PROVIDED DATA
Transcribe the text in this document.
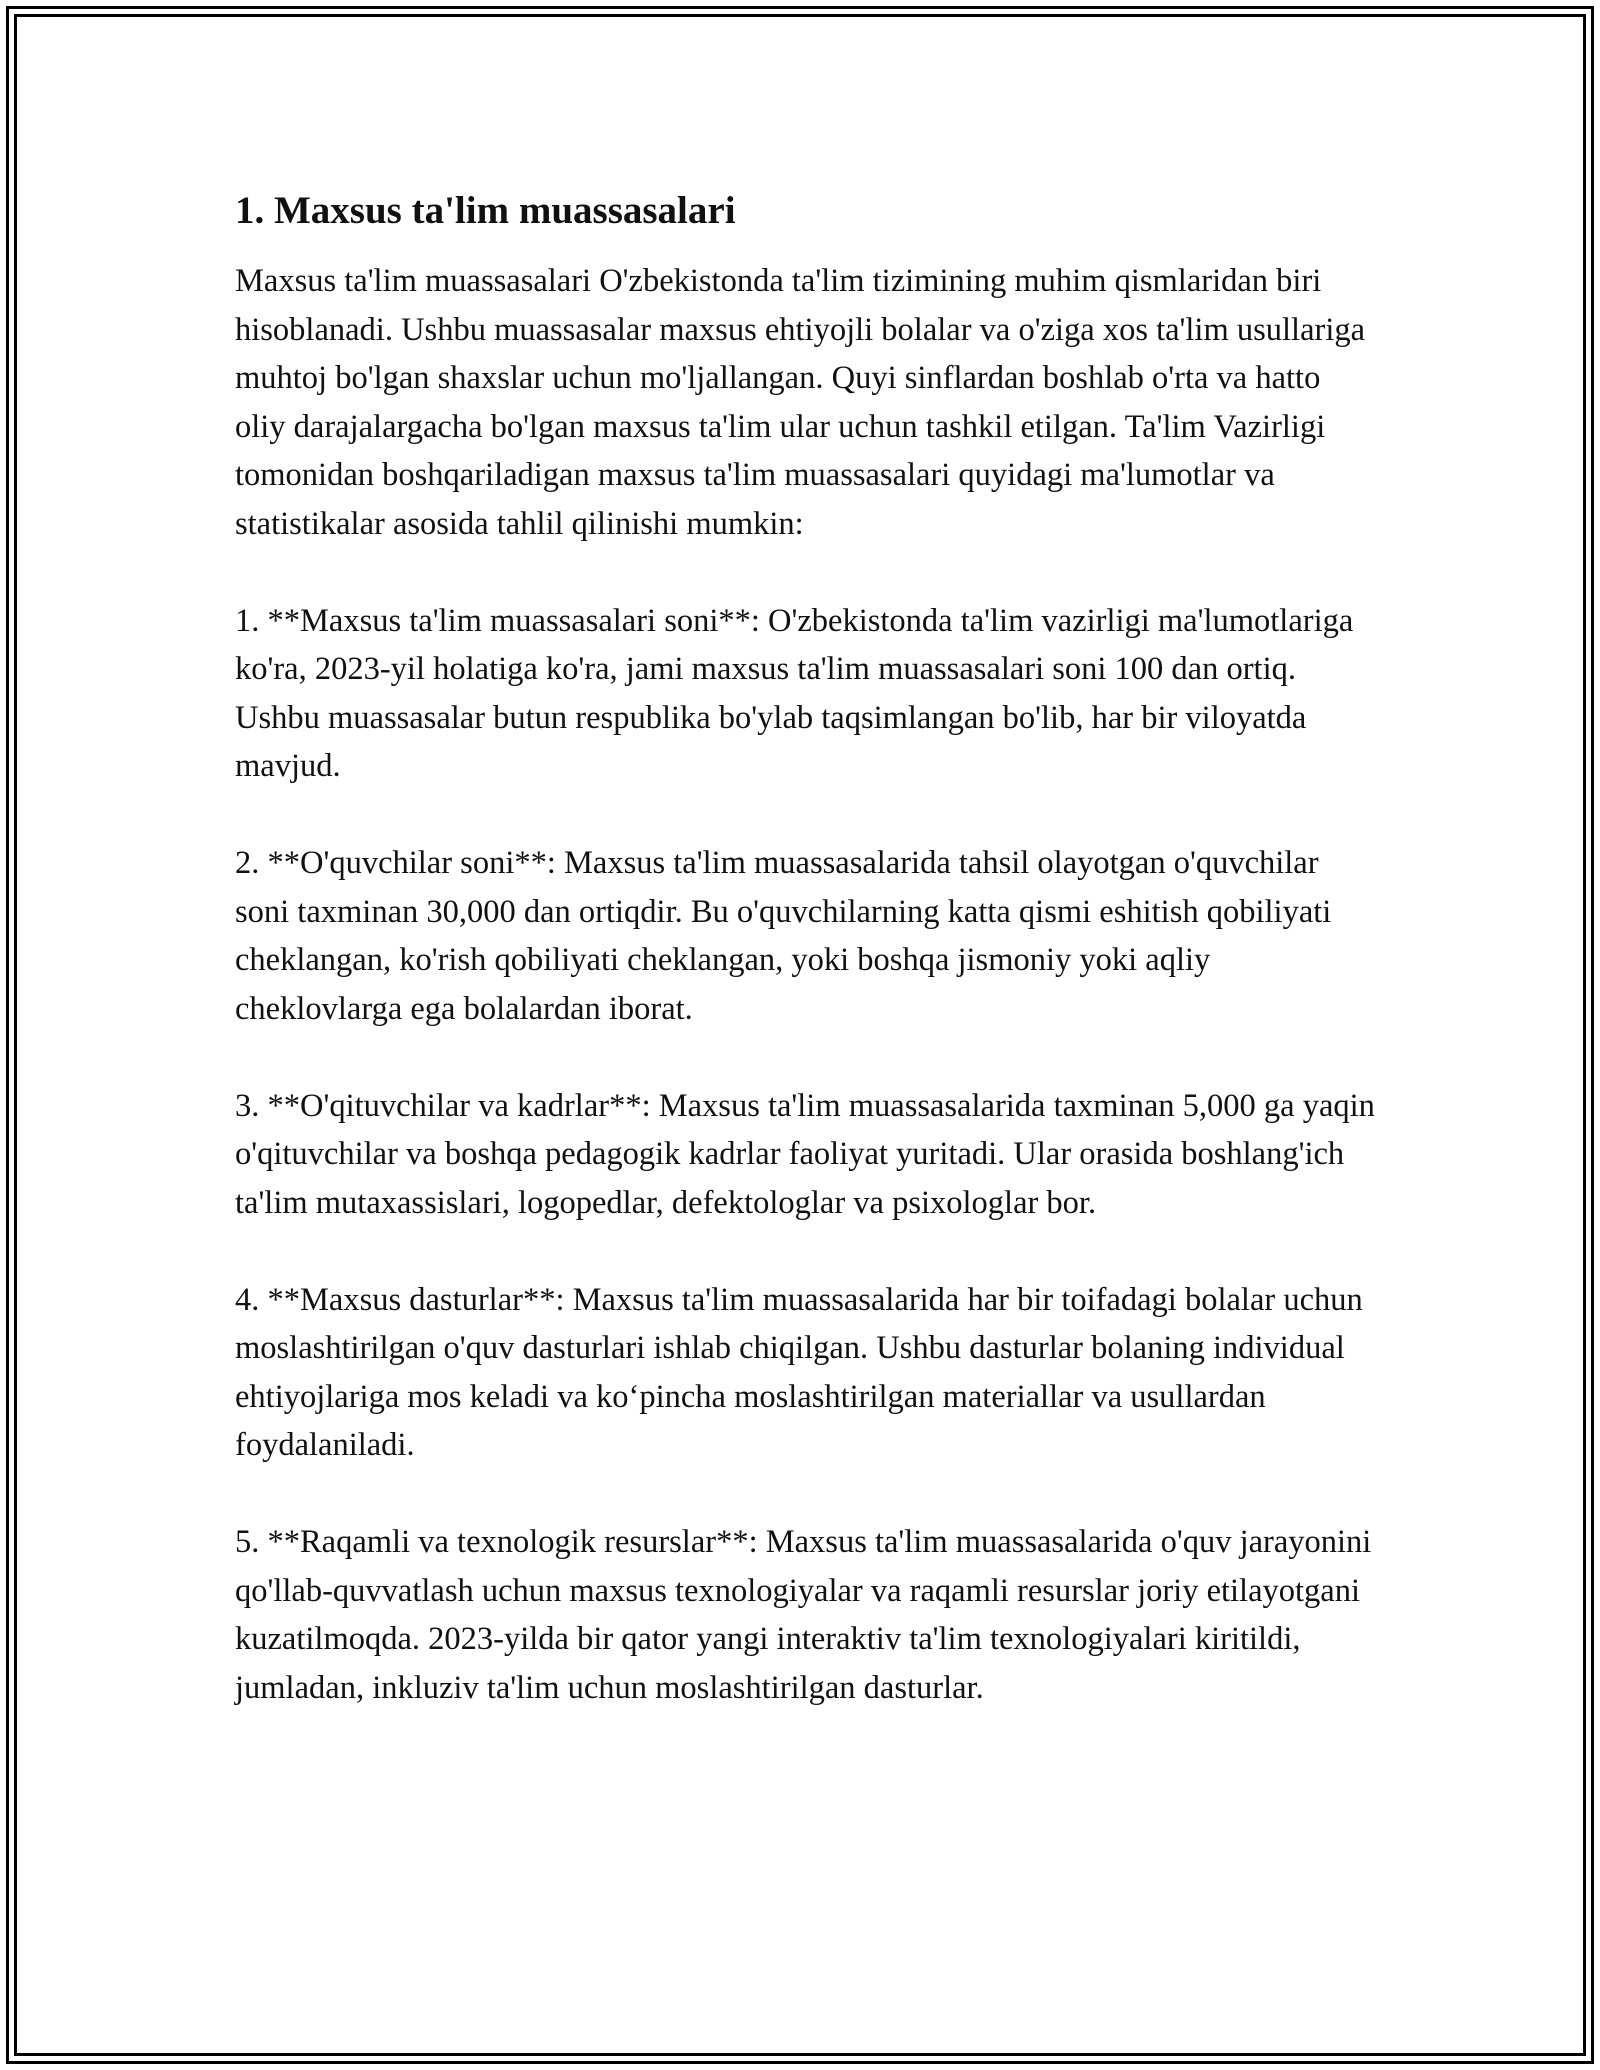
1. Maxsus ta'lim muassasalari

Maxsus ta'lim muassasalari O'zbekistonda ta'lim tizimining muhim qismlaridan biri hisoblanadi. Ushbu muassasalar maxsus ehtiyojli bolalar va o'ziga xos ta'lim usullariga muhtoj bo'lgan shaxslar uchun mo'ljallangan. Quyi sinflardan boshlab o'rta va hatto oliy darajalargacha bo'lgan maxsus ta'lim ular uchun tashkil etilgan. Ta'lim Vazirligi tomonidan boshqariladigan maxsus ta'lim muassasalari quyidagi ma'lumotlar va statistikalar asosida tahlil qilinishi mumkin:

1. **Maxsus ta'lim muassasalari soni**: O'zbekistonda ta'lim vazirligi ma'lumotlariga ko'ra, 2023-yil holatiga ko'ra, jami maxsus ta'lim muassasalari soni 100 dan ortiq. Ushbu muassasalar butun respublika bo'ylab taqsimlangan bo'lib, har bir viloyatda mavjud.

2. **O'quvchilar soni**: Maxsus ta'lim muassasalarida tahsil olayotgan o'quvchilar soni taxminan 30,000 dan ortiqdir. Bu o'quvchilarning katta qismi eshitish qobiliyati cheklangan, ko'rish qobiliyati cheklangan, yoki boshqa jismoniy yoki aqliy cheklovlarga ega bolalardan iborat.

3. **O'qituvchilar va kadrlar**: Maxsus ta'lim muassasalarida taxminan 5,000 ga yaqin o'qituvchilar va boshqa pedagogik kadrlar faoliyat yuritadi. Ular orasida boshlang'ich ta'lim mutaxassislari, logopedlar, defektologlar va psixologlar bor.

4. **Maxsus dasturlar**: Maxsus ta'lim muassasalarida har bir toifadagi bolalar uchun moslashtirilgan o'quv dasturlari ishlab chiqilgan. Ushbu dasturlar bolaning individual ehtiyojlariga mos keladi va ko‘pincha moslashtirilgan materiallar va usullardan foydalaniladi.

5. **Raqamli va texnologik resurslar**: Maxsus ta'lim muassasalarida o'quv jarayonini qo'llab-quvvatlash uchun maxsus texnologiyalar va raqamli resurslar joriy etilayotgani kuzatilmoqda. 2023-yilda bir qator yangi interaktiv ta'lim texnologiyalari kiritildi, jumladan, inkluziv ta'lim uchun moslashtirilgan dasturlar.
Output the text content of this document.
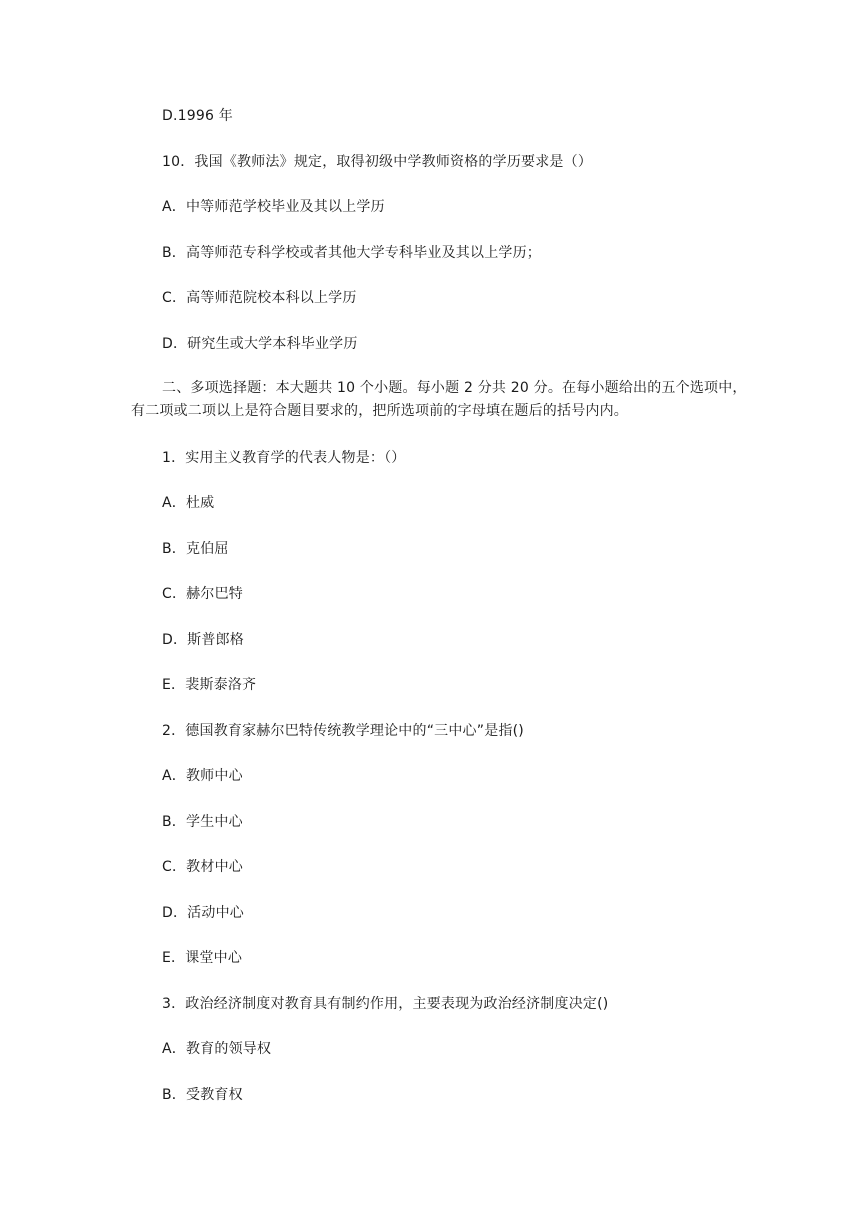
D.1996 年
10．我国《教师法》规定，取得初级中学教师资格的学历要求是（）
A．中等师范学校毕业及其以上学历
B．高等师范专科学校或者其他大学专科毕业及其以上学历；
C．高等师范院校本科以上学历
D．研究生或大学本科毕业学历
二、多项选择题：本大题共 10 个小题。每小题 2 分共 20 分。在每小题给出的五个选项中，有二项或二项以上是符合题目要求的，把所选项前的字母填在题后的括号内内。
1．实用主义教育学的代表人物是：（）
A．杜威
B．克伯屈
C．赫尔巴特
D．斯普郎格
E．裴斯泰洛齐
2．德国教育家赫尔巴特传统教学理论中的“三中心”是指()
A．教师中心
B．学生中心
C．教材中心
D．活动中心
E．课堂中心
3．政治经济制度对教育具有制约作用，主要表现为政治经济制度决定()
A．教育的领导权
B．受教育权
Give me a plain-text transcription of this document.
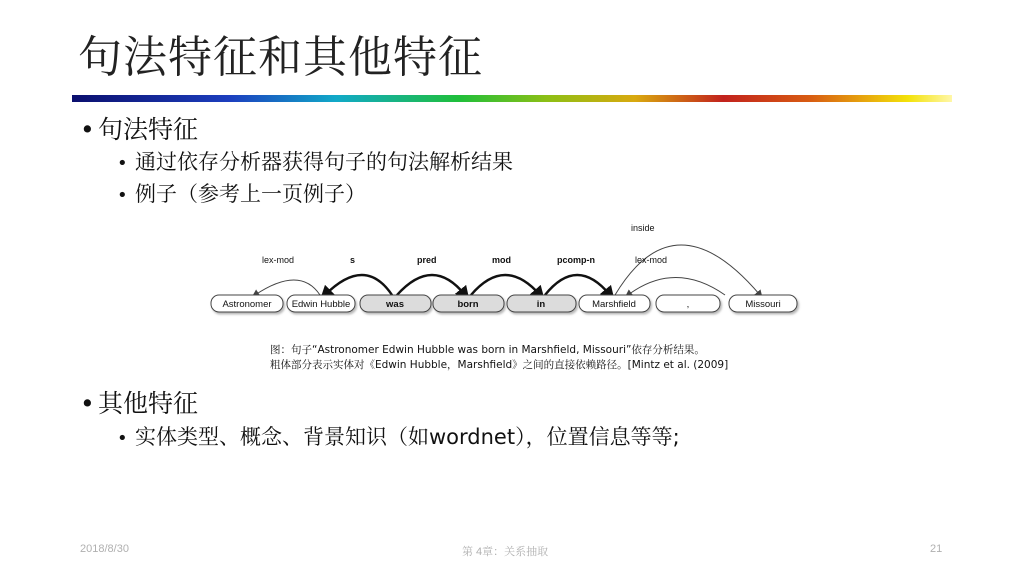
句法特征和其他特征
• 句法特征
• 通过依存分析器获得句子的句法解析结果
• 例子（参考上一页例子）
lex-mod	s	pred	mod	pcomp-n	lex-mod
inside
Astronomer Edwin Hubble	was	born	in	Marshfield	,	Missouri
图：句子“Astronomer Edwin Hubble was born in Marshfield, Missouri”依存分析结果。
粗体部分表示实体对《Edwin Hubble，Marshfield》之间的直接依赖路径。[Mintz et al. (2009]
• 其他特征
• 实体类型、概念、背景知识（如wordnet），位置信息等等;
2018/8/30	第 4章：关系抽取	21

AIM
Transcribe the records above exactly, leaving out every picture.

OUTPUT FOR THIS TASK
Transcribe the text in this document.
1. Maxsus ta'lim muassasalari

Maxsus ta'lim muassasalari O'zbekistonda ta'lim tizimining muhim qismlaridan biri hisoblanadi. Ushbu muassasalar maxsus ehtiyojli bolalar va o'ziga xos ta'lim usullariga muhtoj bo'lgan shaxslar uchun mo'ljallangan. Quyi sinflardan boshlab o'rta va hatto oliy darajalargacha bo'lgan maxsus ta'lim ular uchun tashkil etilgan. Ta'lim Vazirligi tomonidan boshqariladigan maxsus ta'lim muassasalari quyidagi ma'lumotlar va statistikalar asosida tahlil qilinishi mumkin:

1. **Maxsus ta'lim muassasalari soni**: O'zbekistonda ta'lim vazirligi ma'lumotlariga ko'ra, 2023-yil holatiga ko'ra, jami maxsus ta'lim muassasalari soni 100 dan ortiq. Ushbu muassasalar butun respublika bo'ylab taqsimlangan bo'lib, har bir viloyatda mavjud.

2. **O'quvchilar soni**: Maxsus ta'lim muassasalarida tahsil olayotgan o'quvchilar soni taxminan 30,000 dan ortiqdir. Bu o'quvchilarning katta qismi eshitish qobiliyati cheklangan, ko'rish qobiliyati cheklangan, yoki boshqa jismoniy yoki aqliy cheklovlarga ega bolalardan iborat.

3. **O'qituvchilar va kadrlar**: Maxsus ta'lim muassasalarida taxminan 5,000 ga yaqin o'qituvchilar va boshqa pedagogik kadrlar faoliyat yuritadi. Ular orasida boshlang'ich ta'lim mutaxassislari, logopedlar, defektologlar va psixologlar bor.

4. **Maxsus dasturlar**: Maxsus ta'lim muassasalarida har bir toifadagi bolalar uchun moslashtirilgan o'quv dasturlari ishlab chiqilgan. Ushbu dasturlar bolaning individual ehtiyojlariga mos keladi va ko‘pincha moslashtirilgan materiallar va usullardan foydalaniladi.

5. **Raqamli va texnologik resurslar**: Maxsus ta'lim muassasalarida o'quv jarayonini qo'llab-quvvatlash uchun maxsus texnologiyalar va raqamli resurslar joriy etilayotgani kuzatilmoqda. 2023-yilda bir qator yangi interaktiv ta'lim texnologiyalari kiritildi, jumladan, inkluziv ta'lim uchun moslashtirilgan dasturlar.
Output the text content of this document.
D.1996 年
10．我国《教师法》规定，取得初级中学教师资格的学历要求是（）
A．中等师范学校毕业及其以上学历
B．高等师范专科学校或者其他大学专科毕业及其以上学历；
C．高等师范院校本科以上学历
D．研究生或大学本科毕业学历
二、多项选择题：本大题共 10 个小题。每小题 2 分共 20 分。在每小题给出的五个选项中，有二项或二项以上是符合题目要求的，把所选项前的字母填在题后的括号内内。
1．实用主义教育学的代表人物是：（）
A．杜威
B．克伯屈
C．赫尔巴特
D．斯普郎格
E．裴斯泰洛齐
2．德国教育家赫尔巴特传统教学理论中的“三中心”是指()
A．教师中心
B．学生中心
C．教材中心
D．活动中心
E．课堂中心
3．政治经济制度对教育具有制约作用，主要表现为政治经济制度决定()
A．教育的领导权
B．受教育权
Give me a plain-text transcription of this document.
句法特征和其他特征
• 句法特征
• 通过依存分析器获得句子的句法解析结果
• 例子（参考上一页例子）
lex-mod	s	pred	mod	pcomp-n	lex-mod
inside
Astronomer Edwin Hubble	was	born	in	Marshfield	,	Missouri
图：句子“Astronomer Edwin Hubble was born in Marshfield, Missouri”依存分析结果。
粗体部分表示实体对《Edwin Hubble，Marshfield》之间的直接依赖路径。[Mintz et al. (2009]
• 其他特征
• 实体类型、概念、背景知识（如wordnet），位置信息等等;
2018/8/30	第 4章：关系抽取	21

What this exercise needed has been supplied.